[Stored items]
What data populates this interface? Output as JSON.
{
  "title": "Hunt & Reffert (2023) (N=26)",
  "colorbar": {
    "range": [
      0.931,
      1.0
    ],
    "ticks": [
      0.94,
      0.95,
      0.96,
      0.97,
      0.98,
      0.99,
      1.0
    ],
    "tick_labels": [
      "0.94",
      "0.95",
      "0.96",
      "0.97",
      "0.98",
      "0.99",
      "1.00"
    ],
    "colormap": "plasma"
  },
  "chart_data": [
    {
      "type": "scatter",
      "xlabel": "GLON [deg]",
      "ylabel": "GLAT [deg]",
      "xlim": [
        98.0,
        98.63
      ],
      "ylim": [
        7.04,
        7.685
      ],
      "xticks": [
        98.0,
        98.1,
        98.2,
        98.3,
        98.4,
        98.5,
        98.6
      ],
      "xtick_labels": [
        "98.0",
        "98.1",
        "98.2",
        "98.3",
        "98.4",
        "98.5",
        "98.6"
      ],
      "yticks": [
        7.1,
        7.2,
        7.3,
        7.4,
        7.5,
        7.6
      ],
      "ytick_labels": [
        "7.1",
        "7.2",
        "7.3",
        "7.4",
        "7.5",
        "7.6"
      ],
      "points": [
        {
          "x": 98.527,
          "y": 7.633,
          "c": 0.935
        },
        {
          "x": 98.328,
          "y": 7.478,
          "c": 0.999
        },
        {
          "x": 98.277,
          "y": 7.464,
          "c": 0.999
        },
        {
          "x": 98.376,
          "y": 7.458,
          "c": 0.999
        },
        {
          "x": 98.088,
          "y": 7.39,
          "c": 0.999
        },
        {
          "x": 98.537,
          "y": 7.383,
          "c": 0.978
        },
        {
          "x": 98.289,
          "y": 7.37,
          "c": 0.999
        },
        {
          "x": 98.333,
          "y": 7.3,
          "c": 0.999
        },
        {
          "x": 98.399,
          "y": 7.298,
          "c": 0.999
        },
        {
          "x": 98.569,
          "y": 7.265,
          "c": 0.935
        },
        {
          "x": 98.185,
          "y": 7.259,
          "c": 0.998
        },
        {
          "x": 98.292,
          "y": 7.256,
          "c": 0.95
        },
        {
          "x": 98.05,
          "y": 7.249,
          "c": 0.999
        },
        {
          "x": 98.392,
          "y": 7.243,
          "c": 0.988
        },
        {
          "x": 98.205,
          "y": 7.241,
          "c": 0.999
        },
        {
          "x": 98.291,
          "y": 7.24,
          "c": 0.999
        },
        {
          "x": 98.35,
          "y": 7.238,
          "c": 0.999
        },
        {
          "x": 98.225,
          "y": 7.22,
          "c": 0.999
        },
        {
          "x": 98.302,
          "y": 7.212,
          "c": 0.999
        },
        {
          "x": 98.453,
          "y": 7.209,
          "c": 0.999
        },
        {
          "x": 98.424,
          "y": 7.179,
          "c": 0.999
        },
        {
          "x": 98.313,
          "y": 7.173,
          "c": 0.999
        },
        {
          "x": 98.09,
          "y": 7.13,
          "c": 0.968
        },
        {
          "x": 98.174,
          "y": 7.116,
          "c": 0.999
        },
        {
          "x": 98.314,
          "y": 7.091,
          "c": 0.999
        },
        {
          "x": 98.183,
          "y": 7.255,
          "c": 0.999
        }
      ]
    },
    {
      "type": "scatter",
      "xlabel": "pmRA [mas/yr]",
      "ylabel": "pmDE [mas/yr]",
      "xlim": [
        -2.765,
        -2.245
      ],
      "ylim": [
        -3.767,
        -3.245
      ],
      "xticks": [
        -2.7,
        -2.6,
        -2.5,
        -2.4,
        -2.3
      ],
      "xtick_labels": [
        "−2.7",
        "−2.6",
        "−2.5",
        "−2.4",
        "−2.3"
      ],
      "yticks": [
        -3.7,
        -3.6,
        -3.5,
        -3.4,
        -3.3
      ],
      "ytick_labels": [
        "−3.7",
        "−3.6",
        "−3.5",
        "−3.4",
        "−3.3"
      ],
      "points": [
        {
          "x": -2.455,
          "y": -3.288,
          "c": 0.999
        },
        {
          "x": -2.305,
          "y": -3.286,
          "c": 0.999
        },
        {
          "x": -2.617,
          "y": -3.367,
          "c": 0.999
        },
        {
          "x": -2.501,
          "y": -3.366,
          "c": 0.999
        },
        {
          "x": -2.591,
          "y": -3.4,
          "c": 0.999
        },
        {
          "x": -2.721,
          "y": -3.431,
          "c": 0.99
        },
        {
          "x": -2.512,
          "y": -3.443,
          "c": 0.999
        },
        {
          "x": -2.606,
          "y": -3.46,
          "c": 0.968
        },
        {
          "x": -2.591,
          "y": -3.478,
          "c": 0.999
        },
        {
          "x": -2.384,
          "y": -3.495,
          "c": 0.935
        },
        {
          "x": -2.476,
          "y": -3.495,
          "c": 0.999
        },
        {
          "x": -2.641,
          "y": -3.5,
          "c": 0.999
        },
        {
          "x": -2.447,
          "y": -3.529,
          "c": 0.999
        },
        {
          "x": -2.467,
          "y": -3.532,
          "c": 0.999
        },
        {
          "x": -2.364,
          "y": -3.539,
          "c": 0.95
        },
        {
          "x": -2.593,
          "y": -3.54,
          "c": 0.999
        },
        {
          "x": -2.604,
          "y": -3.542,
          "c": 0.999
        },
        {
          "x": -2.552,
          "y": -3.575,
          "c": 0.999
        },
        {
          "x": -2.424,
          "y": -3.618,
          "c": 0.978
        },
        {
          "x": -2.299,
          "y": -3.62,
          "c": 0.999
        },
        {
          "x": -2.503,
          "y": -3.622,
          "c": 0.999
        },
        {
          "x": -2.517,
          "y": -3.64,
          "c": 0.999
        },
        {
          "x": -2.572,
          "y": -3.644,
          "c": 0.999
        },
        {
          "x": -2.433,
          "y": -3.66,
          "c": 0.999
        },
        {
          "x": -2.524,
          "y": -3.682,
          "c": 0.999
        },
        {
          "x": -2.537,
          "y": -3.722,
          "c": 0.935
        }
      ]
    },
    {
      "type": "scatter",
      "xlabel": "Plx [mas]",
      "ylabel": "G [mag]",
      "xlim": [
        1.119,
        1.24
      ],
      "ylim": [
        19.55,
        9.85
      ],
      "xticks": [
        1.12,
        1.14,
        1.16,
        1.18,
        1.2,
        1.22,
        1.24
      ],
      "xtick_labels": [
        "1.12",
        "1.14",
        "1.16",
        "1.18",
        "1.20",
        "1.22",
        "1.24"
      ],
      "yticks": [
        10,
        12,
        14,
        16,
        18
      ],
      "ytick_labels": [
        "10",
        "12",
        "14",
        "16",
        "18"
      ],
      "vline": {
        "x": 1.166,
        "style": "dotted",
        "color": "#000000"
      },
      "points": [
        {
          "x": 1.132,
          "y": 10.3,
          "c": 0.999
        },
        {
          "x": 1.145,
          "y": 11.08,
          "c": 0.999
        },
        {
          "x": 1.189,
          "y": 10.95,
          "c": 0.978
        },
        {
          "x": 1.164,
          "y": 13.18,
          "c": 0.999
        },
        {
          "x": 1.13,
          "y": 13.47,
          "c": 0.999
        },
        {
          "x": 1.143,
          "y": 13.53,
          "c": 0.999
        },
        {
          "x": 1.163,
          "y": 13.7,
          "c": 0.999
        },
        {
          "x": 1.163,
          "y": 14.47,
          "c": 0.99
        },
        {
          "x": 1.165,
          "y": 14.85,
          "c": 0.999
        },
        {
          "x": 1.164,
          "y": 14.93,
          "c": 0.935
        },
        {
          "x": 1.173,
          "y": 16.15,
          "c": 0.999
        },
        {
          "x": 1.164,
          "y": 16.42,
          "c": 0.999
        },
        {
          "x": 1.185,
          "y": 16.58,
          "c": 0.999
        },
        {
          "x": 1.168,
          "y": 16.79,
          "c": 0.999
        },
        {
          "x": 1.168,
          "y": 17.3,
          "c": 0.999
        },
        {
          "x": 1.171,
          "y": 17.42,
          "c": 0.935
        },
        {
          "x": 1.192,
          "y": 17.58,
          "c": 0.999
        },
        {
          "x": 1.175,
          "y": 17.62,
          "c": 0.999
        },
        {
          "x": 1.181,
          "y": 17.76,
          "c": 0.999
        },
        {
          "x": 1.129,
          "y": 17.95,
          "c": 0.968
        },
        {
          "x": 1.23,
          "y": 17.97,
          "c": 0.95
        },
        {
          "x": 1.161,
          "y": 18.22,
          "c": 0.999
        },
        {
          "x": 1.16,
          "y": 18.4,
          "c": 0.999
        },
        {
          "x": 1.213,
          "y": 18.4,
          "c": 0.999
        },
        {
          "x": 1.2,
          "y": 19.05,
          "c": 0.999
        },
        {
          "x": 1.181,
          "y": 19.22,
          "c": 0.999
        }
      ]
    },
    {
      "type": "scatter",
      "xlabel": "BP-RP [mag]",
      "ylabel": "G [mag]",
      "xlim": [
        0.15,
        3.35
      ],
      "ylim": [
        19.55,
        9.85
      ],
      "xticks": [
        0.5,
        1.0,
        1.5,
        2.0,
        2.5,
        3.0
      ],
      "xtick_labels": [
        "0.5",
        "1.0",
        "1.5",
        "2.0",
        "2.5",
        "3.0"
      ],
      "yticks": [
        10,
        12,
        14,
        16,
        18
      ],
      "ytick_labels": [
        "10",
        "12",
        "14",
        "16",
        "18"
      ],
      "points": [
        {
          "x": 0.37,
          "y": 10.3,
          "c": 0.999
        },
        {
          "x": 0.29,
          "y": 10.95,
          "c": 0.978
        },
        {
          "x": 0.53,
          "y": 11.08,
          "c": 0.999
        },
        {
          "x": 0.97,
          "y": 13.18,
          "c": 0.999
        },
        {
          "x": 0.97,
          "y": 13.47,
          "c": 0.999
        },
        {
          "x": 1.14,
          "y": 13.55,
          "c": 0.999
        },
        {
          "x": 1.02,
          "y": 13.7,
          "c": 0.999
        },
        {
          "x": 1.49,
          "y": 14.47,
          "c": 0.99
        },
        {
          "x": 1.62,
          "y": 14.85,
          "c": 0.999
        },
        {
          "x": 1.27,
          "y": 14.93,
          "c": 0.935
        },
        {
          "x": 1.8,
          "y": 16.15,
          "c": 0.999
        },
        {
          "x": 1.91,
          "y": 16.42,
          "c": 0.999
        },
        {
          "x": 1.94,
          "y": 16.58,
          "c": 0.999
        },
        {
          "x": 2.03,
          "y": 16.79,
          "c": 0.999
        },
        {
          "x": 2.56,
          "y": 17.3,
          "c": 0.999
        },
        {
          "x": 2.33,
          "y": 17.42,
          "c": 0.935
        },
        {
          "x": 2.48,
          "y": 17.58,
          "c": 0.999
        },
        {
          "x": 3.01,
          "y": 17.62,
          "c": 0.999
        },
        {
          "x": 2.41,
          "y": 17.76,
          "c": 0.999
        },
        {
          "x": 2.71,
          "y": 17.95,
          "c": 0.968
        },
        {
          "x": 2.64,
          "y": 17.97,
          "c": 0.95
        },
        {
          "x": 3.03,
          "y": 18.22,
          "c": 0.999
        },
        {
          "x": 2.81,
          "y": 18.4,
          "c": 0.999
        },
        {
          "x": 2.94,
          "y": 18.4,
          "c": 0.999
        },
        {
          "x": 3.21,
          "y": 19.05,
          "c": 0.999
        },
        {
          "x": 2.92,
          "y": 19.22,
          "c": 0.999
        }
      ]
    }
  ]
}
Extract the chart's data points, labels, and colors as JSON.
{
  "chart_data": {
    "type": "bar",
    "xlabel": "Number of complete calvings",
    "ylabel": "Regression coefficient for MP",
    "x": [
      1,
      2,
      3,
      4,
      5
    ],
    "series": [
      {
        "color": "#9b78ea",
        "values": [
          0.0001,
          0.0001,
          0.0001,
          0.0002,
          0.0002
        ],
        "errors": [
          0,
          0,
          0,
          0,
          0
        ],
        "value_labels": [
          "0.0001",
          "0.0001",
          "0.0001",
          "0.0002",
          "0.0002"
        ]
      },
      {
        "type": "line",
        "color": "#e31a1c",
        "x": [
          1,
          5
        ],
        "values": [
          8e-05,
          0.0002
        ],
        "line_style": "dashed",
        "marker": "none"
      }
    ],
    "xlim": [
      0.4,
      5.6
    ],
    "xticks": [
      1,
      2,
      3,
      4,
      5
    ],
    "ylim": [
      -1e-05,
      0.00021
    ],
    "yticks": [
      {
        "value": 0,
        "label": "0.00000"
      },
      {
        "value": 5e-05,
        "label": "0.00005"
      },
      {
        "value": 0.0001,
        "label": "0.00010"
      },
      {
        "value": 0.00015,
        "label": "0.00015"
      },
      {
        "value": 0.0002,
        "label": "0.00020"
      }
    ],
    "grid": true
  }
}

### Required task
Read the entries and pick out all lines that include the word "JSON".

### Solution
What data populates this interface? Output as JSON.
Extract the chart's data points, labels, and colors as JSON.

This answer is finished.